### Working data
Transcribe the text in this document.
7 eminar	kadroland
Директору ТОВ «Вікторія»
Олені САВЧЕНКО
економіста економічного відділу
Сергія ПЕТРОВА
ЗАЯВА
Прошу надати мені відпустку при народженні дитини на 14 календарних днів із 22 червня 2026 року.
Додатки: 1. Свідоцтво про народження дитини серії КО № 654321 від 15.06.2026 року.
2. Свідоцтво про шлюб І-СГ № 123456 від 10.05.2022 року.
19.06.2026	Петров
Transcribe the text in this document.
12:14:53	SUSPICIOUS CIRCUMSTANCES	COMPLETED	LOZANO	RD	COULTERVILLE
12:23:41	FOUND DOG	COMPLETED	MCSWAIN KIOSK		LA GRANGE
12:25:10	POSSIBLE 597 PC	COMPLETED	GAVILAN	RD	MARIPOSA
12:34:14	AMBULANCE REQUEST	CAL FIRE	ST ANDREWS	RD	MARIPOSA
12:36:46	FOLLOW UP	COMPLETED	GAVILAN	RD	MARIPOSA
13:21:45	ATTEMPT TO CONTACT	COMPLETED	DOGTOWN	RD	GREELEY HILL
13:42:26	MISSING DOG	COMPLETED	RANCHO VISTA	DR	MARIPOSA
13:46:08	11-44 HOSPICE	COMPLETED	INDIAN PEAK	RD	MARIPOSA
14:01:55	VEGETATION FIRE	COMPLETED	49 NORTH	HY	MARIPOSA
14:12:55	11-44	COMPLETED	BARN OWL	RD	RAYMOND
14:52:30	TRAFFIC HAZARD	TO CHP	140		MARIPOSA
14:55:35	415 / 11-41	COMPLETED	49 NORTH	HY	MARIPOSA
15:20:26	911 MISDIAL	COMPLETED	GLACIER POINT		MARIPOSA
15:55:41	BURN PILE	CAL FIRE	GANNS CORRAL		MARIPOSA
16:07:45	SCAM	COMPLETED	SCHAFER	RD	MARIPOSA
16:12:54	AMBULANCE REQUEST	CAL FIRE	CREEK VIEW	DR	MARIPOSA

### Written problem
Restate every entry word for word.

### Final result
Transcribe the text in this document.
7 eminar	kadroland
Директору ТОВ «Вікторія»
Олені САВЧЕНКО
економіста економічного відділу
Сергія ПЕТРОВА
ЗАЯВА
Прошу надати мені відпустку при народженні дитини на 14 календарних днів із 22 червня 2026 року.
Додатки: 1. Свідоцтво про народження дитини серії КО № 654321 від 15.06.2026 року.
2. Свідоцтво про шлюб І-СГ № 123456 від 10.05.2022 року.
19.06.2026	Петров
Transcribe the text in this document.
12:14:53	SUSPICIOUS CIRCUMSTANCES	COMPLETED	LOZANO	RD	COULTERVILLE
12:23:41	FOUND DOG	COMPLETED	MCSWAIN KIOSK		LA GRANGE
12:25:10	POSSIBLE 597 PC	COMPLETED	GAVILAN	RD	MARIPOSA
12:34:14	AMBULANCE REQUEST	CAL FIRE	ST ANDREWS	RD	MARIPOSA
12:36:46	FOLLOW UP	COMPLETED	GAVILAN	RD	MARIPOSA
13:21:45	ATTEMPT TO CONTACT	COMPLETED	DOGTOWN	RD	GREELEY HILL
13:42:26	MISSING DOG	COMPLETED	RANCHO VISTA	DR	MARIPOSA
13:46:08	11-44 HOSPICE	COMPLETED	INDIAN PEAK	RD	MARIPOSA
14:01:55	VEGETATION FIRE	COMPLETED	49 NORTH	HY	MARIPOSA
14:12:55	11-44	COMPLETED	BARN OWL	RD	RAYMOND
14:52:30	TRAFFIC HAZARD	TO CHP	140		MARIPOSA
14:55:35	415 / 11-41	COMPLETED	49 NORTH	HY	MARIPOSA
15:20:26	911 MISDIAL	COMPLETED	GLACIER POINT		MARIPOSA
15:55:41	BURN PILE	CAL FIRE	GANNS CORRAL		MARIPOSA
16:07:45	SCAM	COMPLETED	SCHAFER	RD	MARIPOSA
16:12:54	AMBULANCE REQUEST	CAL FIRE	CREEK VIEW	DR	MARIPOSA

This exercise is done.